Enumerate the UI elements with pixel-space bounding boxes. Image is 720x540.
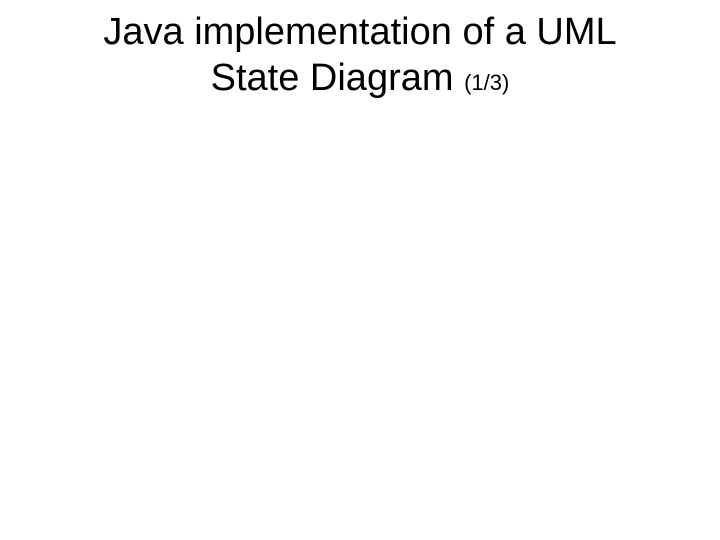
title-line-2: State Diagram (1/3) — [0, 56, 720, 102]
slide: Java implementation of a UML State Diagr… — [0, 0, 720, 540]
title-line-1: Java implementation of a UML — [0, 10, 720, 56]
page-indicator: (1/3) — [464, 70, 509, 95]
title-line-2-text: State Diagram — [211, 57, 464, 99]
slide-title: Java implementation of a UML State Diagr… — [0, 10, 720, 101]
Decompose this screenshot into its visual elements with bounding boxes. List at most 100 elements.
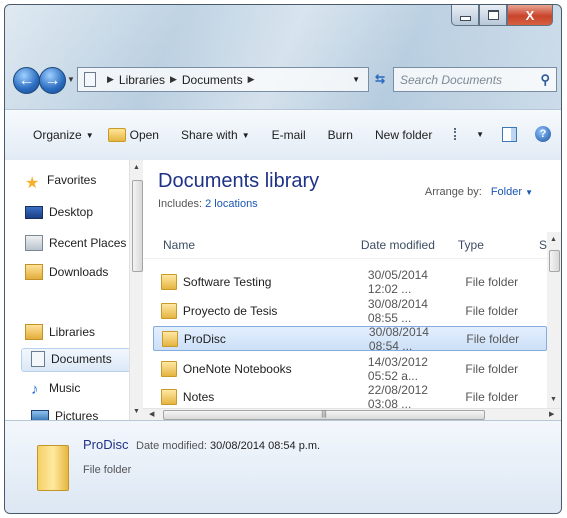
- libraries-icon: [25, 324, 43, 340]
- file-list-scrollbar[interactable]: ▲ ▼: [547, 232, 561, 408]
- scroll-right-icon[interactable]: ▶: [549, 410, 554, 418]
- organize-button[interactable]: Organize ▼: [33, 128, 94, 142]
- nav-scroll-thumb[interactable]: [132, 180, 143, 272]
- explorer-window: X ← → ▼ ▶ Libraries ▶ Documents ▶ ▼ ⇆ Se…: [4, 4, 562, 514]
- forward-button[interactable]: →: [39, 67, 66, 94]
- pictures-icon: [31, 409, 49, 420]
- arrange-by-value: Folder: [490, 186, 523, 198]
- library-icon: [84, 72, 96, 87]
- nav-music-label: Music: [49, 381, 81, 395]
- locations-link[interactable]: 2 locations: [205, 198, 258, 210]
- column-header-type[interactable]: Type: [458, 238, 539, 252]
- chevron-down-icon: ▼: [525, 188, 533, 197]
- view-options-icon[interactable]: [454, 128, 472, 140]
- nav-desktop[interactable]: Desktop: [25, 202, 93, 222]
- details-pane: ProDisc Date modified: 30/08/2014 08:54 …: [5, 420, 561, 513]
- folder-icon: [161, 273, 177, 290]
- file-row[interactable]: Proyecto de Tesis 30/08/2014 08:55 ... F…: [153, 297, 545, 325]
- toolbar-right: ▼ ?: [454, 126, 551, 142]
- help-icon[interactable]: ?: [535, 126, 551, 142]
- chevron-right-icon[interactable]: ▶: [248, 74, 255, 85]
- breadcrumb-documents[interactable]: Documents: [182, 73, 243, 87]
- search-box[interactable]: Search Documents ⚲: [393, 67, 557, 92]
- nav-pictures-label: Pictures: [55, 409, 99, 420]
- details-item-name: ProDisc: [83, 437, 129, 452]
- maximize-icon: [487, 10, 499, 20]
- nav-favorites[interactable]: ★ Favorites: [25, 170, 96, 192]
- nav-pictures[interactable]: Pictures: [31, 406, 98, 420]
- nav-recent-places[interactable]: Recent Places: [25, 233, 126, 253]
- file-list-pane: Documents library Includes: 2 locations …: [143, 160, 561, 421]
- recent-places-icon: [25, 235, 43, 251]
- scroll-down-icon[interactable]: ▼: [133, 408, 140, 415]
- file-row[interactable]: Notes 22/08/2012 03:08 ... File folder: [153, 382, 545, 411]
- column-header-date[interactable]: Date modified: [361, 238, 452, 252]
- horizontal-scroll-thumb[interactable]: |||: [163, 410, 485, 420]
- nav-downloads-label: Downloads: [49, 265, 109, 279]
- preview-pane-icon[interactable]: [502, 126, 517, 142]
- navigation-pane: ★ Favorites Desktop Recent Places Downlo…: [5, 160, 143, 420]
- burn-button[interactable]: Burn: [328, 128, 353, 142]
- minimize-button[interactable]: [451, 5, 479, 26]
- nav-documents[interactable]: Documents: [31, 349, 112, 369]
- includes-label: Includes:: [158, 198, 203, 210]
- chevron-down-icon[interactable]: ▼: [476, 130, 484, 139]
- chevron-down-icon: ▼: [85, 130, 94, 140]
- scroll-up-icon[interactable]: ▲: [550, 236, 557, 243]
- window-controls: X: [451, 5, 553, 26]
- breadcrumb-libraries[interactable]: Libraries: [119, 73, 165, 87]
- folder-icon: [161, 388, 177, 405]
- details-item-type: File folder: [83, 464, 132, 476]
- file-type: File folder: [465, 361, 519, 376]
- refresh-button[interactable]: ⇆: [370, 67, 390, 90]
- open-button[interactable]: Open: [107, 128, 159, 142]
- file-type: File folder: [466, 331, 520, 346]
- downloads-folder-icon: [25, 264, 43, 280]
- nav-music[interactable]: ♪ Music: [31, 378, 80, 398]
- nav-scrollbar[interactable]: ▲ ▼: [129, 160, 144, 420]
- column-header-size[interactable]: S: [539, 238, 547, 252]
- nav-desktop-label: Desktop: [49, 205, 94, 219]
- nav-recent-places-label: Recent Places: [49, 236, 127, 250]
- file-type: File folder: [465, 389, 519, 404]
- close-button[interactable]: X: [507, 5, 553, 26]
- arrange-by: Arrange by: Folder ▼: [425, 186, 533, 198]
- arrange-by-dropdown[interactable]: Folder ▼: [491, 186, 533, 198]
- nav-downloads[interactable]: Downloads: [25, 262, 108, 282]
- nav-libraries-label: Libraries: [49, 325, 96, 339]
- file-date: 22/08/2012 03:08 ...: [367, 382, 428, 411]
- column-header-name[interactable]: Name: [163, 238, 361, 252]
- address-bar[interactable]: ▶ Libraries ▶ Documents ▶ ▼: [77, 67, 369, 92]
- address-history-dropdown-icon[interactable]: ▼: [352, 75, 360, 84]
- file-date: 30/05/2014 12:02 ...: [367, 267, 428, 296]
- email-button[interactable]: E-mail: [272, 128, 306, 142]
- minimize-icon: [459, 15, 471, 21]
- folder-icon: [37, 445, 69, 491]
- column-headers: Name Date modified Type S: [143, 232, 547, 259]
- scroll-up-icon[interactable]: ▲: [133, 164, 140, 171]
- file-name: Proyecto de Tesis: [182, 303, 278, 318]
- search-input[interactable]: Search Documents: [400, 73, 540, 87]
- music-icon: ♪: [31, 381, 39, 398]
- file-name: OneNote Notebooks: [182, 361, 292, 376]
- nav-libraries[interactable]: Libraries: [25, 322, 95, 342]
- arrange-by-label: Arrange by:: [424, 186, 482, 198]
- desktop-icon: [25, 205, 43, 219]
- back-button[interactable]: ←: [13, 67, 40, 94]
*****
Update the records from their beginning through the line that contains "Decompose this screenshot", replacing "bounding boxes" with "coordinate boxes" and leaving everything else the same. Leave the pictures out of your version.

### SOLUTION TO THIS TASK:
Enumerate the UI elements with pixel-space coordinate boxes. Image is 720x540.
title-line-2: State Diagram (1/3) — [0, 56, 720, 102]
slide: Java implementation of a UML State Diagr… — [0, 0, 720, 540]
title-line-1: Java implementation of a UML — [0, 10, 720, 56]
page-indicator: (1/3) — [464, 70, 509, 95]
title-line-2-text: State Diagram — [211, 57, 464, 99]
slide-title: Java implementation of a UML State Diagr… — [0, 10, 720, 101]
Decompose this screenshot into its visual elements with coordinate boxes. List at most 100 elements.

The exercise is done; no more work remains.